## Problem details
Quote verbatim the stretch of the records below from the line containing "month-header-jun[interactable]: Jun (385, 237, 441, 282)" through the line containing "month-header-jul[interactable]: Jul (440, 237, 496, 282)", both lines included.

(Labeled box records)
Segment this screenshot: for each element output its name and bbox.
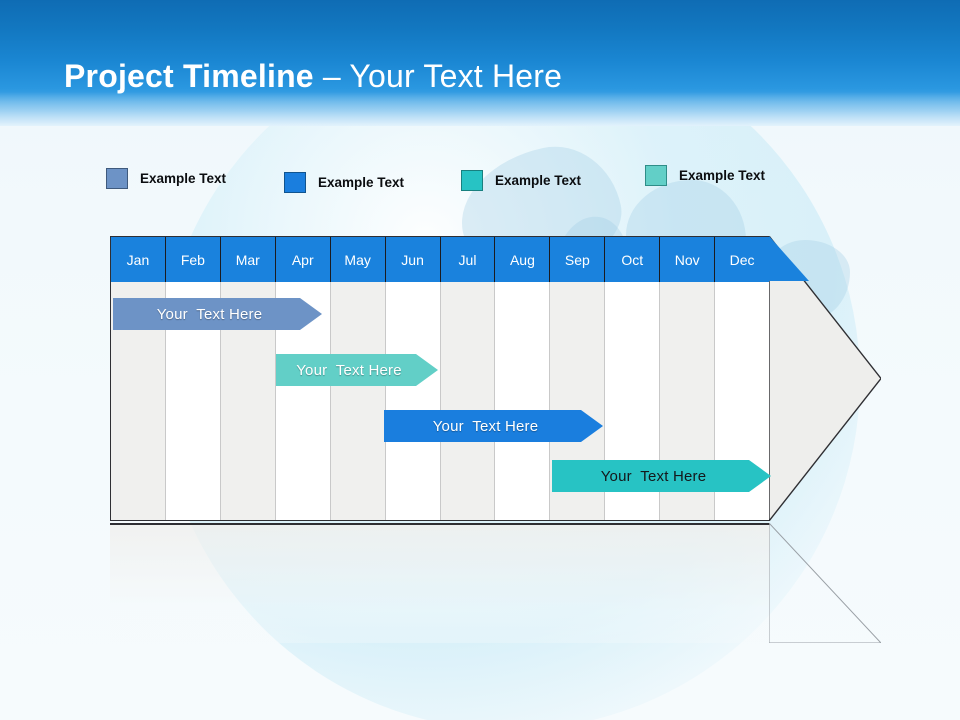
month-header-jun[interactable]: Jun (385, 237, 441, 282)
legend-swatch-icon (284, 172, 306, 193)
month-header-nov[interactable]: Nov (660, 237, 716, 282)
month-column-jan (111, 237, 166, 520)
task-bar-1[interactable]: Your Text Here (113, 298, 322, 330)
arrow-reflection (769, 523, 881, 643)
task-bar-label: Your Text Here (432, 417, 539, 435)
chart-reflection-body (110, 523, 770, 643)
legend-item-3[interactable]: Example Text (461, 170, 581, 191)
header-banner (0, 0, 960, 126)
legend-label: Example Text (318, 175, 405, 190)
legend-label: Example Text (495, 173, 582, 188)
month-header-may[interactable]: May (330, 237, 386, 282)
legend-item-2[interactable]: Example Text (284, 172, 404, 193)
month-columns (111, 237, 770, 520)
legend-item-4[interactable]: Example Text (645, 165, 765, 186)
timeline-arrow-head-highlight (769, 236, 809, 281)
month-header-sep[interactable]: Sep (550, 237, 606, 282)
month-header-jan[interactable]: Jan (111, 237, 166, 282)
legend-swatch-icon (461, 170, 483, 191)
header-glow (0, 92, 960, 126)
task-bar-label: Your Text Here (156, 305, 263, 323)
month-column-aug (495, 237, 551, 520)
legend-swatch-icon (645, 165, 667, 186)
title-strong: Project Timeline (64, 58, 314, 94)
month-header-dec[interactable]: Dec (715, 237, 770, 282)
timeline-arrow-head-icon (769, 236, 881, 521)
task-bar-4[interactable]: Your Text Here (552, 460, 771, 492)
month-column-jul (440, 237, 496, 520)
globe-landmass-icon (760, 240, 850, 320)
month-header-aug[interactable]: Aug (495, 237, 551, 282)
month-column-mar (220, 237, 276, 520)
legend-label: Example Text (679, 168, 766, 183)
month-header-feb[interactable]: Feb (165, 237, 221, 282)
task-bar-3[interactable]: Your Text Here (384, 410, 603, 442)
month-column-feb (165, 237, 221, 520)
task-bar-label: Your Text Here (296, 361, 402, 379)
legend-swatch-icon (106, 168, 128, 189)
page-title: Project Timeline – Your Text Here (64, 58, 562, 95)
chart-reflection (110, 523, 770, 643)
month-header-apr[interactable]: Apr (275, 237, 331, 282)
legend-label: Example Text (140, 171, 227, 186)
legend-item-1[interactable]: Example Text (106, 168, 226, 189)
month-header-jul[interactable]: Jul (440, 237, 496, 282)
month-header-oct[interactable]: Oct (605, 237, 661, 282)
task-bar-2[interactable]: Your Text Here (276, 354, 438, 386)
title-light: – Your Text Here (313, 58, 563, 94)
month-header-mar[interactable]: Mar (220, 237, 276, 282)
task-bar-label: Your Text Here (600, 467, 707, 485)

## Correct response
month-header-jun[interactable]: Jun (385, 237, 441, 282)
legend-swatch-icon (284, 172, 306, 193)
month-header-nov[interactable]: Nov (660, 237, 716, 282)
month-column-jan (111, 237, 166, 520)
task-bar-1[interactable]: Your Text Here (113, 298, 322, 330)
arrow-reflection (769, 523, 881, 643)
task-bar-label: Your Text Here (432, 417, 539, 435)
chart-reflection-body (110, 523, 770, 643)
legend-item-3[interactable]: Example Text (461, 170, 581, 191)
header-banner (0, 0, 960, 126)
legend-label: Example Text (318, 175, 405, 190)
legend-label: Example Text (495, 173, 582, 188)
month-header-may[interactable]: May (330, 237, 386, 282)
legend-item-2[interactable]: Example Text (284, 172, 404, 193)
month-columns (111, 237, 770, 520)
legend-item-4[interactable]: Example Text (645, 165, 765, 186)
timeline-arrow-head-highlight (769, 236, 809, 281)
month-header-sep[interactable]: Sep (550, 237, 606, 282)
month-header-jan[interactable]: Jan (111, 237, 166, 282)
legend-swatch-icon (461, 170, 483, 191)
header-glow (0, 92, 960, 126)
task-bar-label: Your Text Here (156, 305, 263, 323)
month-column-aug (495, 237, 551, 520)
legend-swatch-icon (645, 165, 667, 186)
title-strong: Project Timeline (64, 58, 314, 94)
month-header-dec[interactable]: Dec (715, 237, 770, 282)
timeline-arrow-head-icon (769, 236, 881, 521)
task-bar-4[interactable]: Your Text Here (552, 460, 771, 492)
month-column-jul (440, 237, 496, 520)
globe-landmass-icon (760, 240, 850, 320)
month-header-aug[interactable]: Aug (495, 237, 551, 282)
month-column-mar (220, 237, 276, 520)
legend-label: Example Text (679, 168, 766, 183)
month-header-feb[interactable]: Feb (165, 237, 221, 282)
task-bar-3[interactable]: Your Text Here (384, 410, 603, 442)
month-column-feb (165, 237, 221, 520)
task-bar-label: Your Text Here (296, 361, 402, 379)
legend-swatch-icon (106, 168, 128, 189)
page-title: Project Timeline – Your Text Here (64, 58, 562, 95)
chart-reflection (110, 523, 770, 643)
month-header-apr[interactable]: Apr (275, 237, 331, 282)
legend-label: Example Text (140, 171, 227, 186)
legend-item-1[interactable]: Example Text (106, 168, 226, 189)
month-header-jul[interactable]: Jul (440, 237, 496, 282)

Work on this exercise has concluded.